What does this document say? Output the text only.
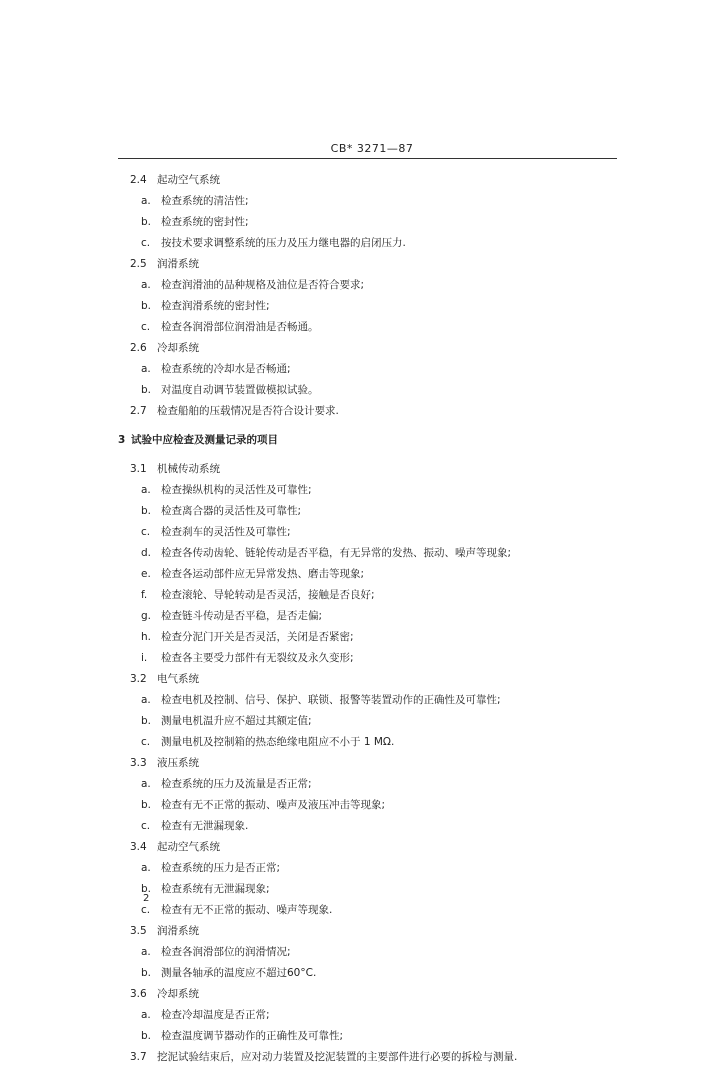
CB* 3271—87
2.4 起动空气系统
a. 检查系统的清洁性;
b. 检查系统的密封性;
c. 按技术要求调整系统的压力及压力继电器的启闭压力.
2.5 润滑系统
a. 检查润滑油的品种规格及油位是否符合要求;
b. 检查润滑系统的密封性;
c. 检查各润滑部位润滑油是否畅通。
2.6 冷却系统
a. 检查系统的冷却水是否畅通;
b. 对温度自动调节装置做模拟试验。
2.7 检查船舶的压载情况是否符合设计要求.
3 试验中应检查及测量记录的项目
3.1 机械传动系统
a. 检查操纵机构的灵活性及可靠性;
b. 检查离合器的灵活性及可靠性;
c. 检查刹车的灵活性及可靠性;
d. 检查各传动齿轮、链轮传动是否平稳，有无异常的发热、振动、噪声等现象;
e. 检查各运动部件应无异常发热、磨击等现象;
f. 检查滚轮、导轮转动是否灵活，接触是否良好;
g. 检查链斗传动是否平稳，是否走偏;
h. 检查分泥门开关是否灵活，关闭是否紧密;
i. 检查各主要受力部件有无裂纹及永久变形;
3.2 电气系统
a. 检查电机及控制、信号、保护、联锁、报警等装置动作的正确性及可靠性;
b. 测量电机温升应不超过其额定值;
c. 测量电机及控制箱的热态绝缘电阻应不小于 1 MΩ.
3.3 液压系统
a. 检查系统的压力及流量是否正常;
b. 检查有无不正常的振动、噪声及液压冲击等现象;
c. 检查有无泄漏现象.
3.4 起动空气系统
a. 检查系统的压力是否正常;
b. 检查系统有无泄漏现象;
c. 检查有无不正常的振动、噪声等现象.
3.5 润滑系统
a. 检查各润滑部位的润滑情况;
b. 测量各轴承的温度应不超过60°C.
3.6 冷却系统
a. 检查冷却温度是否正常;
b. 检查温度调节器动作的正确性及可靠性;
3.7 挖泥试验结束后，应对动力装置及挖泥装置的主要部件进行必要的拆检与测量.
2
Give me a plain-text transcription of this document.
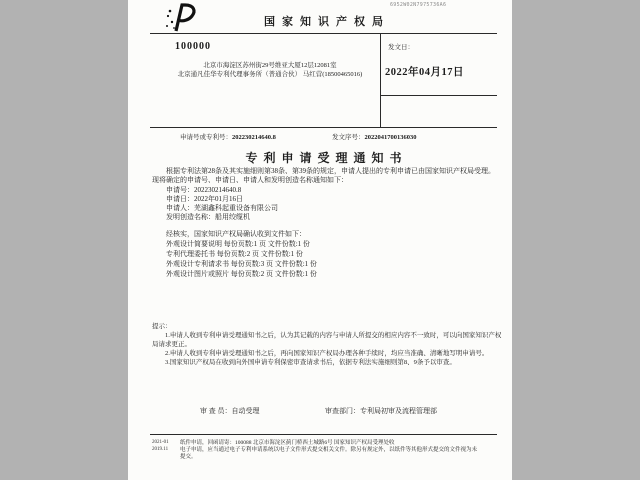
国家知识产权局
6952W02N7975736A6
100000
北京市海淀区苏州街29号维亚大厦12层12081室
北京通凡佳华专利代理事务所（普通合伙） 马红营(18500465016)
发文日：
2022年04月17日
申请号或专利号：202230214640.8	发文序号：2022041700136030
专利申请受理通知书

根据专利法第28条及其实施细则第38条、第39条的规定，申请人提出的专利申请已由国家知识产权局受理。现将确定的申请号、申请日、申请人和发明创造名称通知如下：

申请号：202230214640.8
申请日：2022年01月16日
申请人：芜湖鑫科起重设备有限公司
发明创造名称：船用绞缆机
经核实，国家知识产权局确认收到文件如下：
外观设计简要说明 每份页数:1 页 文件份数:1 份
专利代理委托书 每份页数:2 页 文件份数:1 份
外观设计专利请求书 每份页数:3 页 文件份数:1 份
外观设计图片或照片 每份页数:2 页 文件份数:1 份

提示：

1.申请人收到专利申请受理通知书之后，认为其记载的内容与申请人所提交的相应内容不一致时，可以向国家知识产权局请求更正。

2.申请人收到专利申请受理通知书之后，再向国家知识产权局办理各种手续时，均应当准确、清晰地写明申请号。

3.国家知识产权局在收到向外国申请专利保密审查请求书后，依据专利法实施细则第8、9条予以审查。

审 查 员：自动受理	审查部门：专利局初审及流程管理部
2021-01
2019.11

纸件申请，回函请寄：100088 北京市海淀区蓟门桥西土城路6号 国家知识产权局受理处收

电子申请，应当通过电子专利申请系统以电子文件形式提交相关文件。除另有规定外，以纸件等其他形式提交的文件视为未提交。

Written problem —
State the number of lines in the records that contain the string "this", and nothing more.

Task result —
2